WHAT YOU ARE ASKED TO DO - Write out exactly, please, the lines from the one containing "Output the text content of this document." to the end of the material.

EXTRACTED ENTRIES -
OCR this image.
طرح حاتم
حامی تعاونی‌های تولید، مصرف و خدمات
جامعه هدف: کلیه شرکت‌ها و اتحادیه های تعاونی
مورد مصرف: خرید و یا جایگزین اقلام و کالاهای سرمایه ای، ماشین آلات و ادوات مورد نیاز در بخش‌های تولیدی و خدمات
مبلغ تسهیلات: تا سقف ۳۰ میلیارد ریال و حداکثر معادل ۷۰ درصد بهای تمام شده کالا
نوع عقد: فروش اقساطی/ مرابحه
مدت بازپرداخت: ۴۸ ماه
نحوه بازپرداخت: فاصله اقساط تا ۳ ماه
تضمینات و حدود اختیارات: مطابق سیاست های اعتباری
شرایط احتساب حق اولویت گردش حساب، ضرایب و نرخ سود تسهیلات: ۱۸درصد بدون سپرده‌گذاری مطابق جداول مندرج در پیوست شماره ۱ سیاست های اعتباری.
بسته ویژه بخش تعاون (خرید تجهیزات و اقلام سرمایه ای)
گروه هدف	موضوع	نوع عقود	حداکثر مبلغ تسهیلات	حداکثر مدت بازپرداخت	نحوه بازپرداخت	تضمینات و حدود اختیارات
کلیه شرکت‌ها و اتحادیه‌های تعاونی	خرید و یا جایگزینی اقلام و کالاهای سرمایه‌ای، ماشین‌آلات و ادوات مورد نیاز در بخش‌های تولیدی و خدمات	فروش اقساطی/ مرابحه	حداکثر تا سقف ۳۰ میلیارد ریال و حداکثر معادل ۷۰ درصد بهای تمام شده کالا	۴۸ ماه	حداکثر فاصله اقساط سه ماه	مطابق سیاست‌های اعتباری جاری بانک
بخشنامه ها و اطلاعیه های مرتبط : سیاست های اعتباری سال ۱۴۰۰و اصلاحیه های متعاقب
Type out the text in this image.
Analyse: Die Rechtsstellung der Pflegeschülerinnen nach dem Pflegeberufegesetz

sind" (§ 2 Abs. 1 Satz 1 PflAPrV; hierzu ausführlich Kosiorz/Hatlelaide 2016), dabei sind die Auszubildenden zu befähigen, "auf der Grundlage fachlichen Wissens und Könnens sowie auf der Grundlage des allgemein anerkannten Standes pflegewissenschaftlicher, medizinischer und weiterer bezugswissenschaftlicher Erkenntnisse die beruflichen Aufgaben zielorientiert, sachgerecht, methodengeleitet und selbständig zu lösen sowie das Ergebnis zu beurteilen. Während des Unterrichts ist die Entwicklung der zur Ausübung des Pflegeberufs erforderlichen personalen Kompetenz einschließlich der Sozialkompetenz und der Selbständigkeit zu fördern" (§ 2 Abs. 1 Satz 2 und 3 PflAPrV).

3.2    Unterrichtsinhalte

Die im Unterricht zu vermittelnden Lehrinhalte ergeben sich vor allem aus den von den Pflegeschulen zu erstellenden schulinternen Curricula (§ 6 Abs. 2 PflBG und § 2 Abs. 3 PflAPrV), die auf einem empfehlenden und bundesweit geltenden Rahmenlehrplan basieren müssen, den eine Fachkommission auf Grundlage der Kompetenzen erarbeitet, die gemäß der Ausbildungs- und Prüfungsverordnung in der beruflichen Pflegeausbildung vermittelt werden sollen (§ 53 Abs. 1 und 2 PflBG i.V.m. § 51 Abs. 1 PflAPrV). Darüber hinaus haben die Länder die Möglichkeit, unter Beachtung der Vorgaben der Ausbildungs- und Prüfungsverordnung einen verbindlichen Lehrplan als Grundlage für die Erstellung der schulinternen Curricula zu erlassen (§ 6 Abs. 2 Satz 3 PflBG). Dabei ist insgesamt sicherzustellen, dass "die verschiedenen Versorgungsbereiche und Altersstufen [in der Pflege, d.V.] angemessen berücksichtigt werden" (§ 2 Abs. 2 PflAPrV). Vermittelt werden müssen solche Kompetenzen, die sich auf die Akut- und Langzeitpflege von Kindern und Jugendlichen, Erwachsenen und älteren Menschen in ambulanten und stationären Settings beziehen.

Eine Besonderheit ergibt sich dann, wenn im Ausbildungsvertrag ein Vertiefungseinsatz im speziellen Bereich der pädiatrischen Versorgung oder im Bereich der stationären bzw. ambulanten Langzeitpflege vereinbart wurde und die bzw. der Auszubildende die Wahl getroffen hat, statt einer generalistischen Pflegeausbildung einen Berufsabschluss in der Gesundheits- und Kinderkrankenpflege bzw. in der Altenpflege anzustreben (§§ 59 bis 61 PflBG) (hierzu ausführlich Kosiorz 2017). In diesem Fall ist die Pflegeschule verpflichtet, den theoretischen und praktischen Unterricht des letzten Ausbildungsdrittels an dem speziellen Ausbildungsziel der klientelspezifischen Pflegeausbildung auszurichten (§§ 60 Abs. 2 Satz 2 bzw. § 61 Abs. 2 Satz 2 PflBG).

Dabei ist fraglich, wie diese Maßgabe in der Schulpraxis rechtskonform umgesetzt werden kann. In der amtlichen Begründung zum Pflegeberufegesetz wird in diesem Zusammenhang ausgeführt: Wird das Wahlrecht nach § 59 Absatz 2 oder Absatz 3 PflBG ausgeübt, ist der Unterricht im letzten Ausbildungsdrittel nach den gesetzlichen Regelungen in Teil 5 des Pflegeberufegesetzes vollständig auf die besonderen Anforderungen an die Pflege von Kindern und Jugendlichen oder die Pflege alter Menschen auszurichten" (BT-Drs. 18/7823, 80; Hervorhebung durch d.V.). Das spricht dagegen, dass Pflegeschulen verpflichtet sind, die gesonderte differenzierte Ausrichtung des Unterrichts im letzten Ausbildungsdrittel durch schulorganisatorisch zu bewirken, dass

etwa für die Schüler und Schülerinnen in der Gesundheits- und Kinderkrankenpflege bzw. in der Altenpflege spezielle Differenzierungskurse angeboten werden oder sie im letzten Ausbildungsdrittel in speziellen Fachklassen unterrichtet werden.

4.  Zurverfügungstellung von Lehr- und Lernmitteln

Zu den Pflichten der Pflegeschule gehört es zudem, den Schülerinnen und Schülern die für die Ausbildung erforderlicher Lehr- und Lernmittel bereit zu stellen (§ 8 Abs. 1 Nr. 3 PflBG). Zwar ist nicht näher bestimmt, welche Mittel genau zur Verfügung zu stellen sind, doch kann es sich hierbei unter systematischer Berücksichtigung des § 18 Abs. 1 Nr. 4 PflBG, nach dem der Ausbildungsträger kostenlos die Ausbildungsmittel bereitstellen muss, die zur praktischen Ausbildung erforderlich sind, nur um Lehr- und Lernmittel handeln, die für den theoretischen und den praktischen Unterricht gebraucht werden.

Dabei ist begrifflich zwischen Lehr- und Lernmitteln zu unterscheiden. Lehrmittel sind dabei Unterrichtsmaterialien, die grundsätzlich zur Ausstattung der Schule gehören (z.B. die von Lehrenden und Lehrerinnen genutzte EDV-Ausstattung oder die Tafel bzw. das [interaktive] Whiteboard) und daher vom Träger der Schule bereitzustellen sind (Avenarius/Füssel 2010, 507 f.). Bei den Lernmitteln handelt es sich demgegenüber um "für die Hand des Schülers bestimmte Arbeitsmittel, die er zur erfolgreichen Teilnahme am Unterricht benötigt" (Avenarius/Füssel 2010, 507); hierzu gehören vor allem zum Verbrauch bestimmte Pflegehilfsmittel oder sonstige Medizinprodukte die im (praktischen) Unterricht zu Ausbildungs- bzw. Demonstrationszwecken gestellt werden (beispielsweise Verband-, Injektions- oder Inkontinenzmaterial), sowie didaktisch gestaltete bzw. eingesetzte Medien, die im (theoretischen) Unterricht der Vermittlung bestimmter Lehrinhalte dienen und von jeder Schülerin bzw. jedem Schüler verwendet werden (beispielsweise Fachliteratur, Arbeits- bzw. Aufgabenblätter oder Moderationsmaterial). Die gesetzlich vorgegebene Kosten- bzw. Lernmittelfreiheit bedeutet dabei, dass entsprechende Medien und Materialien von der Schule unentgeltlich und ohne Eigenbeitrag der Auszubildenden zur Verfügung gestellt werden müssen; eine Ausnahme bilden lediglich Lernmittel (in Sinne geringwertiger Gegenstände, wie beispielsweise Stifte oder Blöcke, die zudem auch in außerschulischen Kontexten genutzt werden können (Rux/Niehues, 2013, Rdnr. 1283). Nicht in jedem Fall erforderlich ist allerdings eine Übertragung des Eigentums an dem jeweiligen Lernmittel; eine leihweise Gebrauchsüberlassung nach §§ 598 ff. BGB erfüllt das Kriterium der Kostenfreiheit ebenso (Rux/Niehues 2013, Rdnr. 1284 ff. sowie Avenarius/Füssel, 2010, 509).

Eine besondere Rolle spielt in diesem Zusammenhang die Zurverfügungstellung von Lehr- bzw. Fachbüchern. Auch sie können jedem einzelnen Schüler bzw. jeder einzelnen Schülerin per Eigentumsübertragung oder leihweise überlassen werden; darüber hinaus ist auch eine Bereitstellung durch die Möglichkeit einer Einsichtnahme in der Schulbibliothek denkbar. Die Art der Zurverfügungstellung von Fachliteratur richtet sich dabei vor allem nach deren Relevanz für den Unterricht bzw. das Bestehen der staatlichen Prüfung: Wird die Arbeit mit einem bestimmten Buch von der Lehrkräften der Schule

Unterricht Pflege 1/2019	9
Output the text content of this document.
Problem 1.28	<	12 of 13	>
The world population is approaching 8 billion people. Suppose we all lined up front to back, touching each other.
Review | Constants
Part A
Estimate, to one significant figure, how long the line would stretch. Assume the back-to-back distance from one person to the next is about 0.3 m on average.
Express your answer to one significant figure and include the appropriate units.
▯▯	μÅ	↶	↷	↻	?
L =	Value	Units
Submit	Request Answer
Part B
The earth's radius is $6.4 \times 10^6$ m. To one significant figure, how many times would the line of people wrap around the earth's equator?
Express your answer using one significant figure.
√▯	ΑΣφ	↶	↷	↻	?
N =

REPLY -
Output the text content of this document.
Problem 1.28	<	12 of 13	>
The world population is approaching 8 billion people. Suppose we all lined up front to back, touching each other.
Review | Constants
Part A
Estimate, to one significant figure, how long the line would stretch. Assume the back-to-back distance from one person to the next is about 0.3 m on average.
Express your answer to one significant figure and include the appropriate units.
▯▯	μÅ	↶	↷	↻	?
L =	Value	Units
Submit	Request Answer
Part B
The earth's radius is $6.4 \times 10^6$ m. To one significant figure, how many times would the line of people wrap around the earth's equator?
Express your answer using one significant figure.
√▯	ΑΣφ	↶	↷	↻	?
N =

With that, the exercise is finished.